++++ Extrait choisi

Peux-tu te présenter et me parler de ton parcours en quelques mots ?
Julien : J’ai grandi au cœur de l’Auvergne, dans les contreforts du plateau du Cézallier, et je voyage à vélo depuis plus de… vingt ans ! En 2010, j’ai rencontré ma compagne, Marion, avec qui j’ai poursuivi un projet de tour du monde à vélo. On venait de se rencontrer, Marion souhaitait déjà partir à vélo en solo, et c’est à deux qu’on a roulé jusqu’en Nouvelle-Zélande. Un voyage de 28 000 km qui a fait l’objet d’un premier film et d’un livre. Aujourd’hui, nous habitons en Auvergne, on continue évidemment à réaliser des voyages, toujours à vélo, désormais avec nos deux jeunes enfants, Louna, 9 ans, et Siméon, 6 ans.
Vous êtes partis tous ensemble en voyage à vélo début août ?
Julien : Oui, on est parti sur les routes de France, de Belgique et d’Allemagne. En fait, depuis longtemps on savait qu’on vivrait ce genre d’aventure. Au retour de notre grand périple jusqu’en Nouvelle-Zélande, on a acheté un tandem particulier, avec déjà l’objectif de voyager en famille avec nos enfants, que l’on n’avait pas encore ! Ce tandem possède un pédalier pour les enfants à partir de 3 ans. C’est débrayable, quand je pédale à l’arrière, l’enfant assis devant ne pédale pas. Il ne tient pas de guidon et peut se reposer ou faire la sieste sans aucun problème, tout en éprouvant de meilleures sensations que dans une carriole. Une fois réveillé, on lui demande de pédaler, généralement dans les montées pour nous aider (rires). C’est une solution idéale pour les enfants jusqu’à qu’ils soient en âge d’avoir leur propre vélo, autour de 5-6 ans. Donc grâce à notre tandem, on est parti chaque année, parfois trois jours, deux semaines, un mois. Cet été, c’est la première fois que l’on partait si longtemps.

++++++++

## [Tâche courte 1]
Reproduis intégralement l'entretien sur le voyage à vélo en famille, sans y changer un mot.

++++ Jeu de données

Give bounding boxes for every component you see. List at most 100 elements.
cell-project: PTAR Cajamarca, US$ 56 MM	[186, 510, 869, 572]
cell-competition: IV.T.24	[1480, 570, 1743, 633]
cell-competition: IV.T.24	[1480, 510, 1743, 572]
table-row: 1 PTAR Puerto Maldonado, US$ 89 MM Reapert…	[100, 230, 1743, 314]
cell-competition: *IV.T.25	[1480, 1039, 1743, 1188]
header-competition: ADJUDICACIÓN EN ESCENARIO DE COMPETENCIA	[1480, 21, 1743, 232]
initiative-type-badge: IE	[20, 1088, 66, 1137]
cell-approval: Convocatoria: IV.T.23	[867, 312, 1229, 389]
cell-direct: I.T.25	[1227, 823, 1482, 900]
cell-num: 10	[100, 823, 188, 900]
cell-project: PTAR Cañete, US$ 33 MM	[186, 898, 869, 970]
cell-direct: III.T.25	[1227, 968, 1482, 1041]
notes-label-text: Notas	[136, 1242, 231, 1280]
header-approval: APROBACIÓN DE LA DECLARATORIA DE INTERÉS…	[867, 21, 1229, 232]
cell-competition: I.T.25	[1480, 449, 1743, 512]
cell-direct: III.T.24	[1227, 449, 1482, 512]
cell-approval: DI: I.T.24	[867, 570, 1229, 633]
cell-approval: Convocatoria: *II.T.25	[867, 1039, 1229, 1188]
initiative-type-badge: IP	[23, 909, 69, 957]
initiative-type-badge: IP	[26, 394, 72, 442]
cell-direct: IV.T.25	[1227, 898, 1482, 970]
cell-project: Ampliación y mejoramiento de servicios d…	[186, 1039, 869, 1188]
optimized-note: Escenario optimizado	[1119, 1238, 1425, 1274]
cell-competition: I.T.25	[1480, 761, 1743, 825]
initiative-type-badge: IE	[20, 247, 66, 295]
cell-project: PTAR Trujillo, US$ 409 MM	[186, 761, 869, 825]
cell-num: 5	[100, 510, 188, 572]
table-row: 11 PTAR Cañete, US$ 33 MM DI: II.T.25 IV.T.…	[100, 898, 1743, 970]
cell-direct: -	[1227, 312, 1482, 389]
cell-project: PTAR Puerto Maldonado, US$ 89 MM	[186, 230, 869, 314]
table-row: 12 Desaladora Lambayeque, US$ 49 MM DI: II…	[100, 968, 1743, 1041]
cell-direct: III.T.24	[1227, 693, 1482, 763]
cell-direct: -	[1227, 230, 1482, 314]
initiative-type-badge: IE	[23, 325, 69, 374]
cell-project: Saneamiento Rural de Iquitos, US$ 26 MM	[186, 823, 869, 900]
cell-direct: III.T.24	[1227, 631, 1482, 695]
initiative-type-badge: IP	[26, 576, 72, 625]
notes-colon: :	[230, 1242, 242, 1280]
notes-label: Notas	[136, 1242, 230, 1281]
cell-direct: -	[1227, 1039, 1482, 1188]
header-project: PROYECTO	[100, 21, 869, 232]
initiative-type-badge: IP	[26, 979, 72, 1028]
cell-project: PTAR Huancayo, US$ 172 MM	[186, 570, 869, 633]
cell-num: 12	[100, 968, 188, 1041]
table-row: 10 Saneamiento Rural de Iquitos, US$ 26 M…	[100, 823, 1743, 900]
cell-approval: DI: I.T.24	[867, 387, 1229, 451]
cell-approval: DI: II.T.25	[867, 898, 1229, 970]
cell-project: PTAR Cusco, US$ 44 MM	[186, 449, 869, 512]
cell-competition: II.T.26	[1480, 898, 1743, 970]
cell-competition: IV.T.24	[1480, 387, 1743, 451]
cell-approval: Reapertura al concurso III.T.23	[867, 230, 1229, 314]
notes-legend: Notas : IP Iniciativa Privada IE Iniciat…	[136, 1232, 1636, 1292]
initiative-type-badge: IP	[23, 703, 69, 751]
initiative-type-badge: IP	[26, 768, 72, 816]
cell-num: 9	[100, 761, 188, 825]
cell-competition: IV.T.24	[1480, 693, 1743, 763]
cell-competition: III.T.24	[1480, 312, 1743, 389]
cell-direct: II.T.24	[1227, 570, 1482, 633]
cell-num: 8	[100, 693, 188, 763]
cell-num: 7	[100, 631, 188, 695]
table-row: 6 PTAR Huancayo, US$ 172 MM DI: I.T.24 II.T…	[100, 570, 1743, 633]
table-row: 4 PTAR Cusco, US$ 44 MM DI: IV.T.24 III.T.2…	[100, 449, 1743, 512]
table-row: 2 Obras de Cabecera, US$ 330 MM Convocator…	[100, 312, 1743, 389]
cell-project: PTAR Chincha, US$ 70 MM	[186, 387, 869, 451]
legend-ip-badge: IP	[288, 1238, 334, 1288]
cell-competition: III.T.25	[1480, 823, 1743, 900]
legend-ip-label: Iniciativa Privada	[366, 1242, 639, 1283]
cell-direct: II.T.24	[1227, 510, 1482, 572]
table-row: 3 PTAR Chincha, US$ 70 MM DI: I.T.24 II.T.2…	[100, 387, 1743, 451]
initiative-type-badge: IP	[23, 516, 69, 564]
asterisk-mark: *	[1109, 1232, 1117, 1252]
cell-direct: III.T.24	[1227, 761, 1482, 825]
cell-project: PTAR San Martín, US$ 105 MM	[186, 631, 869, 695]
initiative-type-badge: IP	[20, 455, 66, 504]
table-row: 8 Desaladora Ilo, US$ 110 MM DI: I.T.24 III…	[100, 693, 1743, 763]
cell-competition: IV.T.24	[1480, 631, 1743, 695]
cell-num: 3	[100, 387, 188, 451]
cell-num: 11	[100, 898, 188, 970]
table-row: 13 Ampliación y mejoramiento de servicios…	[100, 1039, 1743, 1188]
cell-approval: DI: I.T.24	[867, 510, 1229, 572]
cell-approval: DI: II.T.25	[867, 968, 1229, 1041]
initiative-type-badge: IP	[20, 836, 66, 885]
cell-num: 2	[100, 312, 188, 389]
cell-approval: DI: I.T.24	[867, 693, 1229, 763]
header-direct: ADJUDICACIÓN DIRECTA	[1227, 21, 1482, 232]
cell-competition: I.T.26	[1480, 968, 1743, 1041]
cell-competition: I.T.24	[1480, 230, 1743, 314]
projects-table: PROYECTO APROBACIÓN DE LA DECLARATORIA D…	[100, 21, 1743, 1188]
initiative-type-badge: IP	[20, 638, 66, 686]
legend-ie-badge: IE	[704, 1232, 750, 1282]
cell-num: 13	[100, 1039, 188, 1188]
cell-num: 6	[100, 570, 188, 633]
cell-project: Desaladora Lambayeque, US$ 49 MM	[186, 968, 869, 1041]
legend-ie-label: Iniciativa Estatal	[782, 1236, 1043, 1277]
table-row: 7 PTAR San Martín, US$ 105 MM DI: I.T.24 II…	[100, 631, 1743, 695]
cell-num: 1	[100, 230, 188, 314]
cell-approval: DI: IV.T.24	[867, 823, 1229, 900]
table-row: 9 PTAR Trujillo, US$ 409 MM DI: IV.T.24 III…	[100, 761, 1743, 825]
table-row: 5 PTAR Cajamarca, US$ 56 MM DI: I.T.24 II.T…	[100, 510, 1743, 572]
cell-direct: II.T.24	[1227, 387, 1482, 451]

++++++++

## [Tâche courte 2]
Présente en tableau Markdown les lignes des données de position, depuis la toute première jusqu'à celle qui contient « table-row: 1 PTAR », incluse, en laissant de côté les lignes vides. Le tableau a deux colonnes, « n » pour le numéro et « Ligne » pour le texte de chaque ligne.

## [Réponse 1]
Peux-tu te présenter et me parler de ton parcours en quelques mots ?
Julien : J’ai grandi au cœur de l’Auvergne, dans les contreforts du plateau du Cézallier, et je voyage à vélo depuis plus de… vingt ans ! En 2010, j’ai rencontré ma compagne, Marion, avec qui j’ai poursuivi un projet de tour du monde à vélo. On venait de se rencontrer, Marion souhaitait déjà partir à vélo en solo, et c’est à deux qu’on a roulé jusqu’en Nouvelle-Zélande. Un voyage de 28 000 km qui a fait l’objet d’un premier film et d’un livre. Aujourd’hui, nous habitons en Auvergne, on continue évidemment à réaliser des voyages, toujours à vélo, désormais avec nos deux jeunes enfants, Louna, 9 ans, et Siméon, 6 ans.
Vous êtes partis tous ensemble en voyage à vélo début août ?
Julien : Oui, on est parti sur les routes de France, de Belgique et d’Allemagne. En fait, depuis longtemps on savait qu’on vivrait ce genre d’aventure. Au retour de notre grand périple jusqu’en Nouvelle-Zélande, on a acheté un tandem particulier, avec déjà l’objectif de voyager en famille avec nos enfants, que l’on n’avait pas encore ! Ce tandem possède un pédalier pour les enfants à partir de 3 ans. C’est débrayable, quand je pédale à l’arrière, l’enfant assis devant ne pédale pas. Il ne tient pas de guidon et peut se reposer ou faire la sieste sans aucun problème, tout en éprouvant de meilleures sensations que dans une carriole. Une fois réveillé, on lui demande de pédaler, généralement dans les montées pour nous aider (rires). C’est une solution idéale pour les enfants jusqu’à qu’ils soient en âge d’avoir leur propre vélo, autour de 5-6 ans. Donc grâce à notre tandem, on est parti chaque année, parfois trois jours, deux semaines, un mois. Cet été, c’est la première fois que l’on partait si longtemps.

## [Réponse 2]
| n | Ligne |
|---|---|
| 1 | Give bounding boxes for every component you see. List at most 100 elements. |
| 2 | cell-project: PTAR Cajamarca, US$ 56 MM	[186, 510, 869, 572] |
| 3 | cell-competition: IV.T.24	[1480, 570, 1743, 633] |
| 4 | cell-competition: IV.T.24	[1480, 510, 1743, 572] |
| 5 | table-row: 1 PTAR Puerto Maldonado, US$ 89 MM Reapert…	[100, 230, 1743, 314] |